RECORDS PROVIDED —

■ ■ ■

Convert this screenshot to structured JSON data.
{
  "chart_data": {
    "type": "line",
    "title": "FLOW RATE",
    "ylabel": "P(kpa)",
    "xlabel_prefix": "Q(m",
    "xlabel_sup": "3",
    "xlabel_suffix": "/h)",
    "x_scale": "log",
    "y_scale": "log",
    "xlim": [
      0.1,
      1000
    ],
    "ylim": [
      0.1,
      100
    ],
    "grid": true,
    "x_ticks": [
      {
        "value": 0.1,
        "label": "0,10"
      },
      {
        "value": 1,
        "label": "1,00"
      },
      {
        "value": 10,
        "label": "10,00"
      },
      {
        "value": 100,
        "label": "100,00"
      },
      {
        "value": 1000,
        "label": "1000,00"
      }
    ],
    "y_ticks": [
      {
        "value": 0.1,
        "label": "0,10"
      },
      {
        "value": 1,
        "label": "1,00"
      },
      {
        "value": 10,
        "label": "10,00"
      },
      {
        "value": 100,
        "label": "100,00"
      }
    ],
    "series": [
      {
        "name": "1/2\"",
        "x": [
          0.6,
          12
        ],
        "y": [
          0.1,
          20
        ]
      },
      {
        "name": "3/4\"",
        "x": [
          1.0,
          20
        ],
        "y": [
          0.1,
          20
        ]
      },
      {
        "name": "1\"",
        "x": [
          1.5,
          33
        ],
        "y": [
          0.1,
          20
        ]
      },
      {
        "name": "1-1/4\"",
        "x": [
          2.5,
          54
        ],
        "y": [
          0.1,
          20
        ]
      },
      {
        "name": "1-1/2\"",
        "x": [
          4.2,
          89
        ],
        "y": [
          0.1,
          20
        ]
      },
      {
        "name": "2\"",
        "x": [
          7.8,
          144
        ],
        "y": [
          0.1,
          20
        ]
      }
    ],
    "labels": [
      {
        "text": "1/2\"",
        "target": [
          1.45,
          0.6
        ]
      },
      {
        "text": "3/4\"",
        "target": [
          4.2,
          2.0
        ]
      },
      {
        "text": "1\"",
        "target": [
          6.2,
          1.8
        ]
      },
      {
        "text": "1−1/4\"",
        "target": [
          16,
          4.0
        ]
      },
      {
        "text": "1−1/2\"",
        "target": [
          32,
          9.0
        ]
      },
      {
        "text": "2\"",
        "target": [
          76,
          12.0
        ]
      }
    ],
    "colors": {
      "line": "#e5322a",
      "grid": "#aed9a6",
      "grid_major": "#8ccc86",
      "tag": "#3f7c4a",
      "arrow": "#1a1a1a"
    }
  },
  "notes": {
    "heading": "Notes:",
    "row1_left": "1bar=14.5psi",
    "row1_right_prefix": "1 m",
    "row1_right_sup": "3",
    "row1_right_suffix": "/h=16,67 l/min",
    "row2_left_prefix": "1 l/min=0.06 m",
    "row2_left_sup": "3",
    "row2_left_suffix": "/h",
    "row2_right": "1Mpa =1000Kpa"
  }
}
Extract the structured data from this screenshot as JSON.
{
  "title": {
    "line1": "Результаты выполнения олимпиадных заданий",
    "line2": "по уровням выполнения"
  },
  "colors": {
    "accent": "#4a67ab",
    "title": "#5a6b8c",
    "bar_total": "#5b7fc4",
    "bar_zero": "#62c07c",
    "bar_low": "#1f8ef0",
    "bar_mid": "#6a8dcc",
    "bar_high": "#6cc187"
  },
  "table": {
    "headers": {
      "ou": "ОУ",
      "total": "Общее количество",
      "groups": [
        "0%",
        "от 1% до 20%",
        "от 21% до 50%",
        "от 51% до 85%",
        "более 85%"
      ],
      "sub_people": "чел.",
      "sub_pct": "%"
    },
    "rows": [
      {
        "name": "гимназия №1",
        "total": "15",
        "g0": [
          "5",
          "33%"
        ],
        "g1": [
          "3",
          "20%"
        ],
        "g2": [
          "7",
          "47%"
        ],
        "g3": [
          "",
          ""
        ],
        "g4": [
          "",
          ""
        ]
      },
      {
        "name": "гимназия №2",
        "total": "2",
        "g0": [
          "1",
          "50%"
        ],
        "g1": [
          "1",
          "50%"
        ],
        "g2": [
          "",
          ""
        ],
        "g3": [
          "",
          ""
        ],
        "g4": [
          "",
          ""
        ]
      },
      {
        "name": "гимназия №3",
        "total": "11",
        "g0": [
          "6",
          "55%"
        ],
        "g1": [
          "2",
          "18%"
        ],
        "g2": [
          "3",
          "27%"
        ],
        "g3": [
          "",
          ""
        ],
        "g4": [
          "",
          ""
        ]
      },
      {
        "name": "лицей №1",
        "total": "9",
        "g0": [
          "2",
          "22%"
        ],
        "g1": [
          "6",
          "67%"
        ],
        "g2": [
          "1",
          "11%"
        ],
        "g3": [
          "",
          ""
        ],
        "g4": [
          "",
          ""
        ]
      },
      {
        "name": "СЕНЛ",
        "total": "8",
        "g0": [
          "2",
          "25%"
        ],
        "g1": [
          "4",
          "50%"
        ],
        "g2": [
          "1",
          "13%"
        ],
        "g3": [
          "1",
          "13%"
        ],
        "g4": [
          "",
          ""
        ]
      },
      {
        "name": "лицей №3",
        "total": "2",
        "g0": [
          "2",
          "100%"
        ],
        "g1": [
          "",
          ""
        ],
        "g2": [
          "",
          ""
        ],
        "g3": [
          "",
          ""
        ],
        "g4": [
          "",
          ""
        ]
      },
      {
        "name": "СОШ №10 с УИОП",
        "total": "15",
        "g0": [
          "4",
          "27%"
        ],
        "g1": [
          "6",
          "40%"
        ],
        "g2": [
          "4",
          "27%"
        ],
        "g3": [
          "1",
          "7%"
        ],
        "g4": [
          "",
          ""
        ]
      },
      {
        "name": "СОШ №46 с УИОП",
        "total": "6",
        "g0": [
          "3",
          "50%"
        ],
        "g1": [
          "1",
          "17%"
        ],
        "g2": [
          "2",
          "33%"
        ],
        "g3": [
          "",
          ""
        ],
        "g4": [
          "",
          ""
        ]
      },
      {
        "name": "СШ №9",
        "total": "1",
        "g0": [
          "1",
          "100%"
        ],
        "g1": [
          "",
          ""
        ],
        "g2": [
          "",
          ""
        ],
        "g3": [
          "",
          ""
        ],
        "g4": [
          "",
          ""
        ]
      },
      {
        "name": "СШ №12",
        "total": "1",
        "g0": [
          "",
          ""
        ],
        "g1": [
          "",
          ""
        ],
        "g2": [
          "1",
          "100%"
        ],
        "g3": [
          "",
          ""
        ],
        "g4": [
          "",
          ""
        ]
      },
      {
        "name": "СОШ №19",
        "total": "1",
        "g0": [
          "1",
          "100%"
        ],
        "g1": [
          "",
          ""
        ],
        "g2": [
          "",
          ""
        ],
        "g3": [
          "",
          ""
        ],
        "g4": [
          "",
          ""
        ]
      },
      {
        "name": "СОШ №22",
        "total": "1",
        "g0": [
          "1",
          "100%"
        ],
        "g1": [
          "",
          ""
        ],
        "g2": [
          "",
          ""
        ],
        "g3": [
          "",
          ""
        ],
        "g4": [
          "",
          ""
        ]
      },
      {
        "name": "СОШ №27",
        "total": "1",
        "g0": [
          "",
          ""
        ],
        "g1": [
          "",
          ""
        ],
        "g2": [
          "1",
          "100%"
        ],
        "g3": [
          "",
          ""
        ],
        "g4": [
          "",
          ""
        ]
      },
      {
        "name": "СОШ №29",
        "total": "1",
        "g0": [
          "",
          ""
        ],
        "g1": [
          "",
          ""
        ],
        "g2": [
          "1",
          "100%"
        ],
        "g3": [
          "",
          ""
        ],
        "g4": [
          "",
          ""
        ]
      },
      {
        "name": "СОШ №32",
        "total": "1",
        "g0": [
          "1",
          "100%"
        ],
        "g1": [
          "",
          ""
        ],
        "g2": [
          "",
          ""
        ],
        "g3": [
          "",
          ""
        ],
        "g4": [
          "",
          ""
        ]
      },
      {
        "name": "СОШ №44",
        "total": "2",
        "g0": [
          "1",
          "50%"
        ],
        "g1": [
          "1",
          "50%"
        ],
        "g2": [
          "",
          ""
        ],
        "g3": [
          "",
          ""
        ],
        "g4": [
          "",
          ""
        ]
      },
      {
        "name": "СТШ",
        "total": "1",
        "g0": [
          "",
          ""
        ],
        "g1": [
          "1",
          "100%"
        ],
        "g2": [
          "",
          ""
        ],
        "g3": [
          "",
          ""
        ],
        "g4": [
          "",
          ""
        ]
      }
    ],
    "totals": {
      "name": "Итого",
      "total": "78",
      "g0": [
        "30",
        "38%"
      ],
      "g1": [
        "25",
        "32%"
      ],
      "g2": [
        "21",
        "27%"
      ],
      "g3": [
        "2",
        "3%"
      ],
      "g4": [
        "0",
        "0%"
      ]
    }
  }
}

■ ■ ■

Filter the records, keeping only lines that contain "text", and show those lines.

        "text": "1/2\"",
        "text": "3/4\"",
        "text": "1\"",
        "text": "1−1/4\"",
        "text": "1−1/2\"",
        "text": "2\"",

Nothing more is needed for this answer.